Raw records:
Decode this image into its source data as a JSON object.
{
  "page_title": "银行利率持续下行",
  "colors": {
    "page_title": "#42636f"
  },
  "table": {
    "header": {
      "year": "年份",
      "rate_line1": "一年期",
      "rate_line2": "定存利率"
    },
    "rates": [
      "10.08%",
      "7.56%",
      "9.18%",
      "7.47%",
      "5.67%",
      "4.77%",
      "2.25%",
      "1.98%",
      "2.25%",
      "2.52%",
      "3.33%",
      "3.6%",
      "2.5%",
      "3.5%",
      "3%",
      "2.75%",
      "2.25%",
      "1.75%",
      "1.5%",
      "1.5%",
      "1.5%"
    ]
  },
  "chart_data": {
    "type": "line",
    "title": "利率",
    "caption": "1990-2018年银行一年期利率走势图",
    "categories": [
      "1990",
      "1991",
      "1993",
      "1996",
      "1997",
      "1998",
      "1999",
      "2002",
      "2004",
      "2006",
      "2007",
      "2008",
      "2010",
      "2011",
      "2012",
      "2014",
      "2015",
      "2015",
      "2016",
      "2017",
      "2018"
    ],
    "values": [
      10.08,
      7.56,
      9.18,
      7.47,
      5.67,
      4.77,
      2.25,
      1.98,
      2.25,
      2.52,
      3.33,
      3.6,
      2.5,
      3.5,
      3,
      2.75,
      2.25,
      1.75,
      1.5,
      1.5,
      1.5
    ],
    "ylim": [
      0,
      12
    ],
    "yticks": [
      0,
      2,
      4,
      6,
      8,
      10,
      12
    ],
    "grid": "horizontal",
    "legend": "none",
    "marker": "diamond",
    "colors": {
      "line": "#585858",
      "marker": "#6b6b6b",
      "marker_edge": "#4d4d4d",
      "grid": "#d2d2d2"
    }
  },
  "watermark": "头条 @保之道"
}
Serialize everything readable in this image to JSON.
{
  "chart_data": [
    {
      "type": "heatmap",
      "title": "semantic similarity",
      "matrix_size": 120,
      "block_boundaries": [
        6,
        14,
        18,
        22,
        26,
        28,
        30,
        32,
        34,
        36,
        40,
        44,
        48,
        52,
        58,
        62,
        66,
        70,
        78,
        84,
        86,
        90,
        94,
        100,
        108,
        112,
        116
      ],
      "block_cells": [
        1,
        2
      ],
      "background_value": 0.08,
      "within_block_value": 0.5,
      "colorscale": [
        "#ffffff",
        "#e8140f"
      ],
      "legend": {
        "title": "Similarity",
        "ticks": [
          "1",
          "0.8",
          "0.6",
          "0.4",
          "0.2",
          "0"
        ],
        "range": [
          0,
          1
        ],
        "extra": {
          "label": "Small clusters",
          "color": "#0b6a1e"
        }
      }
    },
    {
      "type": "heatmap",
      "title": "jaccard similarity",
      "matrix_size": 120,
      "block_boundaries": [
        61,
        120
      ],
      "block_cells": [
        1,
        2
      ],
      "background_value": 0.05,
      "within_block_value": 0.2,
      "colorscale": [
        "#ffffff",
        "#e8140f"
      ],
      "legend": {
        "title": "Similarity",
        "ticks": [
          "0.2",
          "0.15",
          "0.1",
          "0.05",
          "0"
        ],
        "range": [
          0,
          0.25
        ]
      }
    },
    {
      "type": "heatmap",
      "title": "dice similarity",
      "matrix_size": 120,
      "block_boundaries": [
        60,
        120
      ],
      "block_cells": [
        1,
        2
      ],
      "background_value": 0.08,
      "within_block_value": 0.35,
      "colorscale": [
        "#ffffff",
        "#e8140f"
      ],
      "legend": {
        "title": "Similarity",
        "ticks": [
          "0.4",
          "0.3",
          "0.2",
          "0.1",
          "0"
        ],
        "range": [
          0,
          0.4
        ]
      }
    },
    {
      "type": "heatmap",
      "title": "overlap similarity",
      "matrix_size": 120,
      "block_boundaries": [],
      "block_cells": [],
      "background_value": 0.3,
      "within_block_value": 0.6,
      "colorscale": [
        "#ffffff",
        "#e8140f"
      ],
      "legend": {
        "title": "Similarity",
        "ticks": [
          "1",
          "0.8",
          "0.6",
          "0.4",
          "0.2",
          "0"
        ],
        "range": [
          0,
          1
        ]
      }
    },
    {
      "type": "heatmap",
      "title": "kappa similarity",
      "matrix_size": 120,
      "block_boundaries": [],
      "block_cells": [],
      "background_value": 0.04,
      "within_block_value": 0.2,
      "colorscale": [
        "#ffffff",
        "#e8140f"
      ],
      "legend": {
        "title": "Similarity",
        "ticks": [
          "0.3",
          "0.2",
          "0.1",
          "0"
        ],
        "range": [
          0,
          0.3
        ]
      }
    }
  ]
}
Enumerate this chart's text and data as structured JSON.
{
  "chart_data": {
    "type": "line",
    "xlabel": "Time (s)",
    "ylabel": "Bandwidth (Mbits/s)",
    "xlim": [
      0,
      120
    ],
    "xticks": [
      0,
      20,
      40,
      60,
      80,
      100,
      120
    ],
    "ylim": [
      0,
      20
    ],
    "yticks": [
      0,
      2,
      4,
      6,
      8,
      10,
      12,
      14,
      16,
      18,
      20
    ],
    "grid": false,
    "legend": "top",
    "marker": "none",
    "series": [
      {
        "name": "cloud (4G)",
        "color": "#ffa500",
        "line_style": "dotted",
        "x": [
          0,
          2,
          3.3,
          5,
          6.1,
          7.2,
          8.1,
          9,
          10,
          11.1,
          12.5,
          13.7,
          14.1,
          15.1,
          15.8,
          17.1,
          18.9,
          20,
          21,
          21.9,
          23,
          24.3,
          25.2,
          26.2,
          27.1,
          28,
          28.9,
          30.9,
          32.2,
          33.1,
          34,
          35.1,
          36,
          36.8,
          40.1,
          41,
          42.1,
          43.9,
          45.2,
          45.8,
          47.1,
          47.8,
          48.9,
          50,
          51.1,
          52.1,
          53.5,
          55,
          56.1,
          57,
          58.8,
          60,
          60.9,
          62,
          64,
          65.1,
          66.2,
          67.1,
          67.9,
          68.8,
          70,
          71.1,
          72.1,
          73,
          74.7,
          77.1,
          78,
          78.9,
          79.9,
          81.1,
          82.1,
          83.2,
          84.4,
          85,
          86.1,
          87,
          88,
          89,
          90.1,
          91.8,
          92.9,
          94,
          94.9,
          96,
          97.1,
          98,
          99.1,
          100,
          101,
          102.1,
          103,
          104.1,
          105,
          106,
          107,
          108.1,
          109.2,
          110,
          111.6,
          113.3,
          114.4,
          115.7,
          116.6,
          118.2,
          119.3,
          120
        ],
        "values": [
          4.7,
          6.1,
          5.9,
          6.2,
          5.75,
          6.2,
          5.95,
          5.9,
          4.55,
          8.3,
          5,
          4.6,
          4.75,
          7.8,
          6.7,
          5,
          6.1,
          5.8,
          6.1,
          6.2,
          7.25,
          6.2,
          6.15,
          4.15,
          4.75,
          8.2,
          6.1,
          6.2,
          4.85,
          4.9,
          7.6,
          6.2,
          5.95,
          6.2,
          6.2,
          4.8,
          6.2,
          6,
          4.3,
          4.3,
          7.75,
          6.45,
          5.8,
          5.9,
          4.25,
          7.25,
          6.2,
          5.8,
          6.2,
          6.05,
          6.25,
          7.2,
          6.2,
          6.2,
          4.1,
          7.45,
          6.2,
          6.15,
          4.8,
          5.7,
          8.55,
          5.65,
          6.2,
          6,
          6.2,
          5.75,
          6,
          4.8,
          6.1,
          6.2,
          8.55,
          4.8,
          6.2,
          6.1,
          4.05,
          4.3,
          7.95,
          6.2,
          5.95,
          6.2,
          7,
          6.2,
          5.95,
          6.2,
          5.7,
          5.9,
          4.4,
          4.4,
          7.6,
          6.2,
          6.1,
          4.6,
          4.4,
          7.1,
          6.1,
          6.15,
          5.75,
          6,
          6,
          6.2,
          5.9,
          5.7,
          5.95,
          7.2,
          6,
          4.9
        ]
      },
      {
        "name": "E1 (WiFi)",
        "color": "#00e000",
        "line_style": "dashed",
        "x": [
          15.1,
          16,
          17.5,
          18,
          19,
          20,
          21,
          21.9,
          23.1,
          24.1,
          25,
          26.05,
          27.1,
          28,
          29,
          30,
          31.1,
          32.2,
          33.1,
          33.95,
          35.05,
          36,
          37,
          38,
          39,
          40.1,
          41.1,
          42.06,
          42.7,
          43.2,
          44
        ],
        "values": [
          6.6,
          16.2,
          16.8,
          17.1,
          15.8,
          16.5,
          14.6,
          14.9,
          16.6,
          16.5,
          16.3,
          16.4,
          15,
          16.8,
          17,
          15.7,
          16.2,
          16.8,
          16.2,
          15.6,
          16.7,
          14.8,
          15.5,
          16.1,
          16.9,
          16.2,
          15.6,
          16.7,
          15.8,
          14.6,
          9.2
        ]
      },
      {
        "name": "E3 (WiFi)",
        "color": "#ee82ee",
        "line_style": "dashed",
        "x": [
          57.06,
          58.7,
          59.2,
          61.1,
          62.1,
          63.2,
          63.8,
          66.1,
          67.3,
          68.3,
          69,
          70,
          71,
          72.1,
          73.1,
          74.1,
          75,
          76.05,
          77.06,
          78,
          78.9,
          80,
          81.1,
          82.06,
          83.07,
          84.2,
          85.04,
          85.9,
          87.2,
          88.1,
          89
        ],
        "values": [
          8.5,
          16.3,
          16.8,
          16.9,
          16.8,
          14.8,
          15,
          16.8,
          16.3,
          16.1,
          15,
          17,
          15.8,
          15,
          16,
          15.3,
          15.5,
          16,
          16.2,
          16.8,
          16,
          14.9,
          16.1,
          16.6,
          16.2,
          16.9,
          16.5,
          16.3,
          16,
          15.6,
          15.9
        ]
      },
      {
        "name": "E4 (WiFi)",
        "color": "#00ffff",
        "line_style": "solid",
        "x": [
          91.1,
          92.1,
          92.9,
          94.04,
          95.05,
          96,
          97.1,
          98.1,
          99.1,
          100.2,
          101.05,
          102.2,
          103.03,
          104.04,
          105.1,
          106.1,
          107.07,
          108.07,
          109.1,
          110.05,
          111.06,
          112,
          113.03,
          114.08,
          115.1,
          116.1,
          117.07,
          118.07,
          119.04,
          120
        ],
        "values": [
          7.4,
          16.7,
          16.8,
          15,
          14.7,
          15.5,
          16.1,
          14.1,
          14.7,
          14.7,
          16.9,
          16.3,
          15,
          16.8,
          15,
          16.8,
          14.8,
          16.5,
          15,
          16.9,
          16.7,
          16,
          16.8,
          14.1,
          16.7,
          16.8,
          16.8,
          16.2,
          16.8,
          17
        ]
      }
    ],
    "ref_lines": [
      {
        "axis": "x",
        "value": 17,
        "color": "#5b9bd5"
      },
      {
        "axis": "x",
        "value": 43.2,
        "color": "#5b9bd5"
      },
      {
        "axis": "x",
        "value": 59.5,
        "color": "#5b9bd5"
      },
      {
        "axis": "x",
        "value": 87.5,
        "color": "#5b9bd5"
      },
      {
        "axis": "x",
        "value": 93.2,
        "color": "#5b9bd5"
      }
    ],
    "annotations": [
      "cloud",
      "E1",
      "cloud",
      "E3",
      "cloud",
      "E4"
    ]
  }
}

▶ Requirement: Identify every line above that includes the word "JSON", and show those lines.

▶ Task result:
Decode this image into its source data as a JSON object.
Serialize everything readable in this image to JSON.
Enumerate this chart's text and data as structured JSON.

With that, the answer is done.